Extracted data entries:

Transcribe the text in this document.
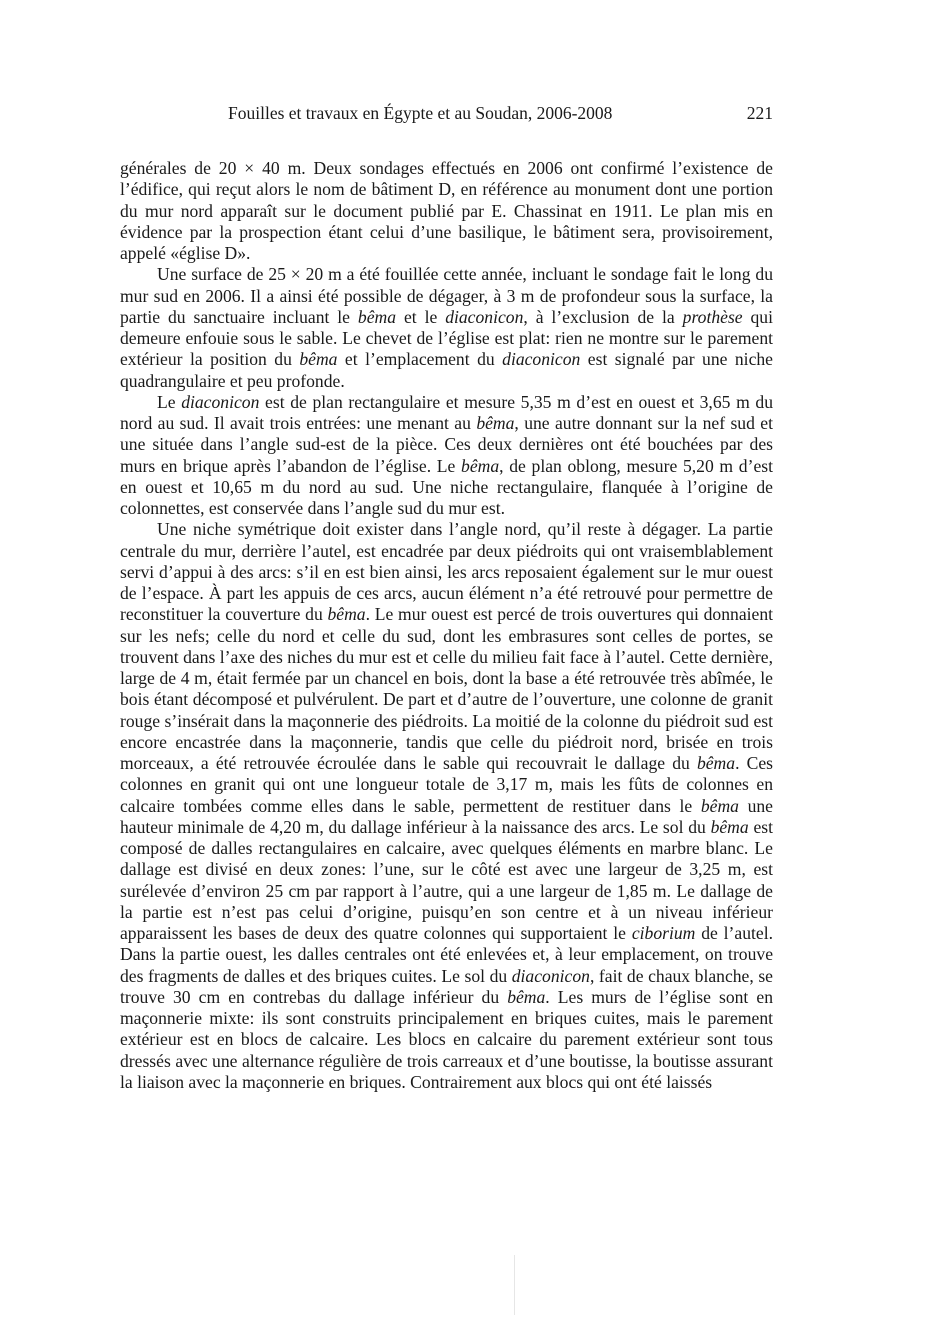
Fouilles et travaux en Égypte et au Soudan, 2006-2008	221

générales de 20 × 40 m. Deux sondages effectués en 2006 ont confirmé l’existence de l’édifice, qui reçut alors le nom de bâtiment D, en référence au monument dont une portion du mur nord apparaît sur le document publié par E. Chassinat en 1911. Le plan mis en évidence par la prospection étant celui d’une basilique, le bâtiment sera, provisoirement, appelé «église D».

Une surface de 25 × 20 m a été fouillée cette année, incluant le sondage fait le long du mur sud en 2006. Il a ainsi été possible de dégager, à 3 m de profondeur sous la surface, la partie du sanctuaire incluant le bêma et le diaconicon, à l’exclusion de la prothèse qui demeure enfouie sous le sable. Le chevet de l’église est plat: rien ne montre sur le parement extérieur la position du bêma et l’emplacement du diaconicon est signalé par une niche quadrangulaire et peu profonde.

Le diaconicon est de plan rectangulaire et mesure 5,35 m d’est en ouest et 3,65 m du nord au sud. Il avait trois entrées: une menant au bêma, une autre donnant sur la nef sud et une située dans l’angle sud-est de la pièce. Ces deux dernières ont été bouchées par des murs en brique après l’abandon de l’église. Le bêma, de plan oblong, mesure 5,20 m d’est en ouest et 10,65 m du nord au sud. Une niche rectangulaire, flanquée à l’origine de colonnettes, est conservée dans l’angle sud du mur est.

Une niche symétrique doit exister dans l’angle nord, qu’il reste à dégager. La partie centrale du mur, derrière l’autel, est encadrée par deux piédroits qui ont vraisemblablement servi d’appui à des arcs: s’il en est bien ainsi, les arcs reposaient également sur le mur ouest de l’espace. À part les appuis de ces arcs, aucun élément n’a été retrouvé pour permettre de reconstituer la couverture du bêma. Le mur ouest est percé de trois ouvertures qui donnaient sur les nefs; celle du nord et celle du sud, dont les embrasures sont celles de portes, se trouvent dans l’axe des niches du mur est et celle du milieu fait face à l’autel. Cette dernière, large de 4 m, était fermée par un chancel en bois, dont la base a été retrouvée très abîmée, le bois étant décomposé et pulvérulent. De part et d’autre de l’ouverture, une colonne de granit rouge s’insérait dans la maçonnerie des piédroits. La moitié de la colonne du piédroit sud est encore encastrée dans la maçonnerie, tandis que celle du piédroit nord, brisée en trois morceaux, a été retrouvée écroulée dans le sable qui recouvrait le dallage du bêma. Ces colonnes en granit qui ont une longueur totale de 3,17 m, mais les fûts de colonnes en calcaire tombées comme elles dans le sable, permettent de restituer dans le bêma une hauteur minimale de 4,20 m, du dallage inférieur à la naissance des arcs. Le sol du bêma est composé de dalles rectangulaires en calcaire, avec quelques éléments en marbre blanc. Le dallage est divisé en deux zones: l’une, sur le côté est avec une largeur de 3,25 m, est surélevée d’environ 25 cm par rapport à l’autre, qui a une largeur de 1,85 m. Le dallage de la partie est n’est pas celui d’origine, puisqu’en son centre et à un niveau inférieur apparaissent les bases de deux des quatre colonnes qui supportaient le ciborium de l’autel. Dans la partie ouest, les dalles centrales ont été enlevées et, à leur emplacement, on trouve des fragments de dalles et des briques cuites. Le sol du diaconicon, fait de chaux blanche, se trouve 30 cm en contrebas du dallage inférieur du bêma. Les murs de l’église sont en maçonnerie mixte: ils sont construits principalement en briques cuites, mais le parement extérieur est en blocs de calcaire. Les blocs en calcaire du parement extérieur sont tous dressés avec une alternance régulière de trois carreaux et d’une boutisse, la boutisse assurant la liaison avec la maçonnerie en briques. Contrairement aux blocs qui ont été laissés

---

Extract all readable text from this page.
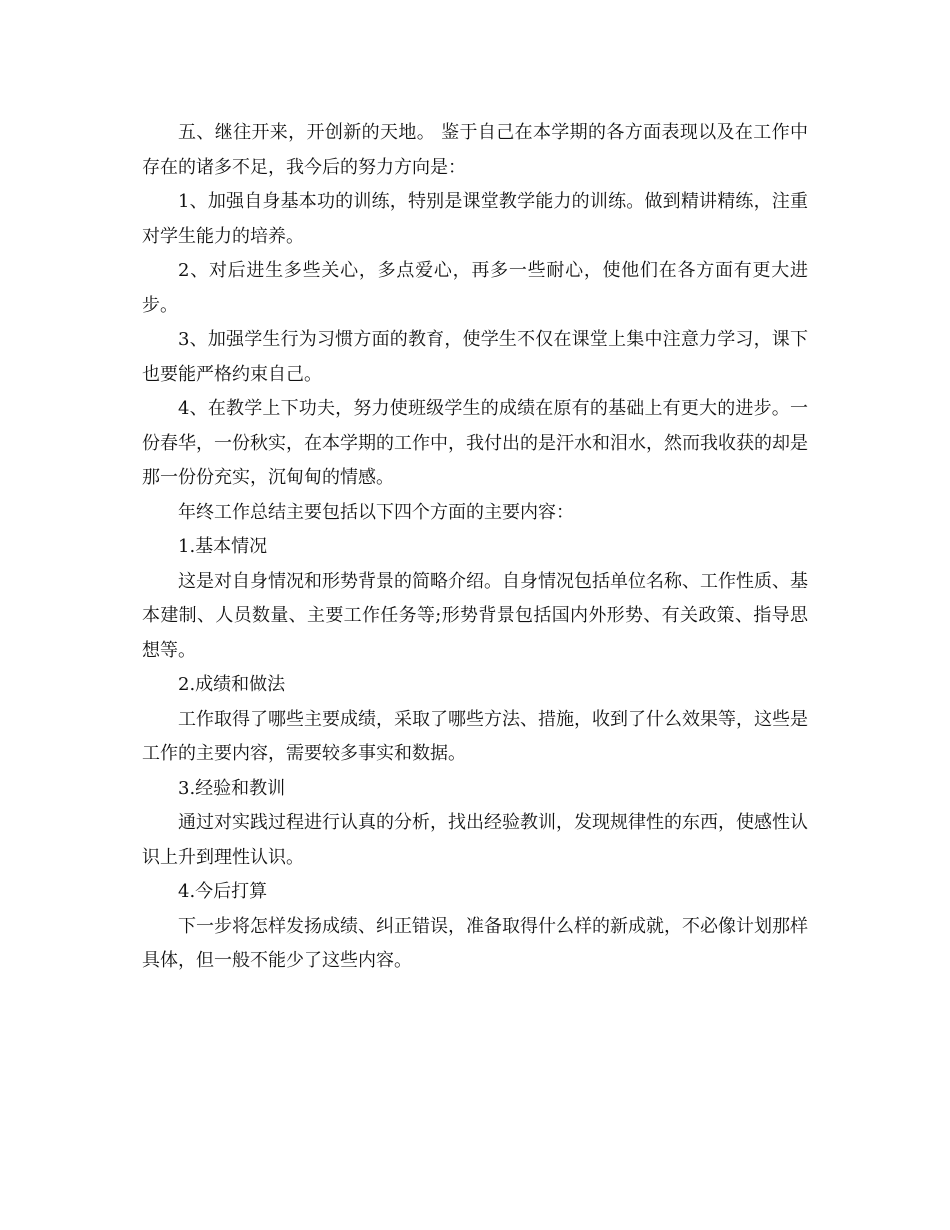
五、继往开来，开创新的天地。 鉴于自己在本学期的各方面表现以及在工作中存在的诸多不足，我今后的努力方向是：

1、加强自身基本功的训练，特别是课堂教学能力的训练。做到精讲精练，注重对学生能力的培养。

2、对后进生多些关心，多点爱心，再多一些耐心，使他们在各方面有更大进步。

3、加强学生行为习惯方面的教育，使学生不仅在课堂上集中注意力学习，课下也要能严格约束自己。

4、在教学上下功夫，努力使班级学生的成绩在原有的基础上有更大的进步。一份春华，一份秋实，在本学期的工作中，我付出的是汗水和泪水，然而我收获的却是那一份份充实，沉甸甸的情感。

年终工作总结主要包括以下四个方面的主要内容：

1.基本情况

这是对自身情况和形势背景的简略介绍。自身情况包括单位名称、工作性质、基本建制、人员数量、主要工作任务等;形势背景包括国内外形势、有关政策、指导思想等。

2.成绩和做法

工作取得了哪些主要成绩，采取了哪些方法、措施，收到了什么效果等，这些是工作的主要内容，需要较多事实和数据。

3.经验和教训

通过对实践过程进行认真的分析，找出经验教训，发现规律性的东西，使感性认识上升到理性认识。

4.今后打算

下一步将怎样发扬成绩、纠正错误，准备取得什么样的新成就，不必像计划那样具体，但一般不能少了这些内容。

## Request
Say how many lines include the word "this"; reply with the number alone.

## In response
2